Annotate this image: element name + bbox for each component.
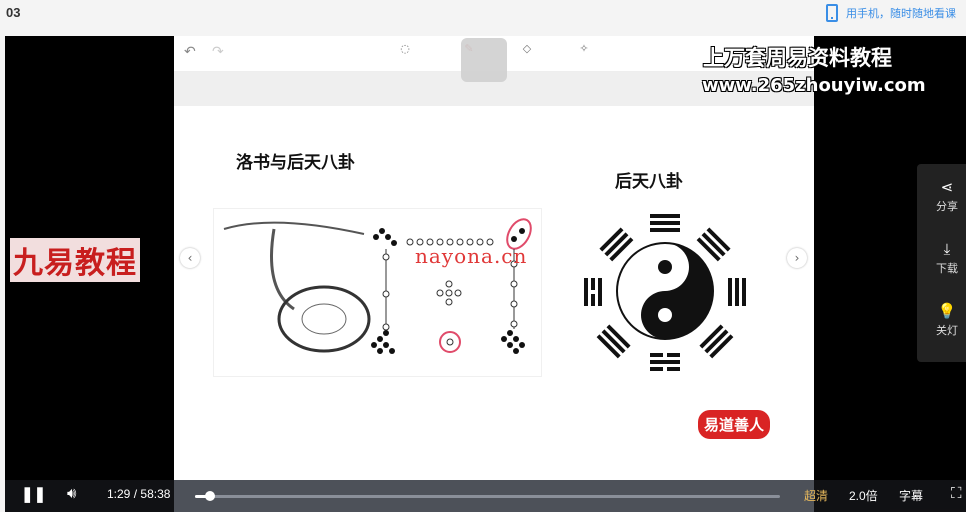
- side-menu: ⋖ 分享 ⤓ 下载 💡 关灯: [917, 164, 966, 362]
- top-bar: 03 用手机，随时随地看课: [0, 0, 966, 36]
- control-bar: ❚❚ 🔊︎ 1:29 / 58:38 超清 2.0倍 字幕 ⛶: [5, 480, 966, 512]
- subtitle-button[interactable]: 字幕: [899, 487, 923, 504]
- duration: 58:38: [140, 487, 171, 501]
- download-button[interactable]: ⤓ 下载: [917, 226, 966, 288]
- fullscreen-icon[interactable]: ⛶: [951, 485, 962, 502]
- lightbulb-icon: 💡: [937, 302, 957, 320]
- volume-icon[interactable]: 🔊︎: [67, 485, 76, 502]
- current-time: 1:29: [107, 487, 131, 501]
- bagua-image: [580, 208, 750, 375]
- background-tool-icon: ◌: [400, 42, 410, 55]
- luoshu-image: [213, 208, 542, 377]
- time-separator: /: [133, 487, 138, 501]
- share-button[interactable]: ⋖ 分享: [917, 164, 966, 226]
- mobile-text: 用手机，随时随地看课: [846, 7, 956, 20]
- next-slide-button[interactable]: ›: [787, 248, 807, 268]
- episode-title: 03: [6, 5, 21, 20]
- eraser-tool-icon: ◇: [522, 42, 532, 55]
- download-icon: ⤓: [943, 240, 951, 258]
- overlay-line1: 上万套周易资料教程: [703, 46, 892, 70]
- undo-icon: ↶: [184, 44, 196, 60]
- progress-handle[interactable]: [204, 491, 215, 501]
- video-player[interactable]: ↶ ↷ ◌ ✎ ◇ ✧ 洛书与后天八卦 后天八卦: [5, 36, 966, 512]
- overlay-logo-left: 九易教程: [10, 238, 140, 282]
- pause-button[interactable]: ❚❚: [21, 485, 46, 503]
- share-icon: ⋖: [940, 178, 954, 196]
- lights-off-button[interactable]: 💡 关灯: [917, 288, 966, 350]
- phone-icon: [826, 4, 838, 22]
- slide-title-left: 洛书与后天八卦: [236, 153, 355, 173]
- mobile-watch-link[interactable]: 用手机，随时随地看课: [826, 4, 956, 22]
- prev-slide-button[interactable]: ‹: [180, 248, 200, 268]
- clear-tool-icon: ✧: [579, 42, 589, 55]
- share-label: 分享: [936, 200, 958, 213]
- stamp-seal: 易道善人: [698, 410, 771, 439]
- progress-bar[interactable]: [195, 491, 780, 501]
- time-display: 1:29 / 58:38: [107, 487, 170, 501]
- center-play-button[interactable]: [461, 38, 507, 82]
- video-slide: ↶ ↷ ◌ ✎ ◇ ✧ 洛书与后天八卦 后天八卦: [174, 36, 814, 480]
- quality-button[interactable]: 超清: [804, 487, 828, 504]
- overlay-line2: www.265zhouyiw.com: [702, 75, 926, 96]
- redo-icon: ↷: [212, 44, 224, 60]
- lights-off-label: 关灯: [936, 324, 958, 337]
- speed-button[interactable]: 2.0倍: [849, 487, 878, 504]
- slide-title-right: 后天八卦: [615, 172, 683, 192]
- watermark-text: nayona.cn: [415, 244, 528, 268]
- download-label: 下载: [936, 262, 958, 275]
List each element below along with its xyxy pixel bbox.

EXERCISE DIRECTIONS>
Count the lines in the records above that contain the string "download", treating uppercase and lowercase as different. Give only the number.

TASK OUTPUT>
3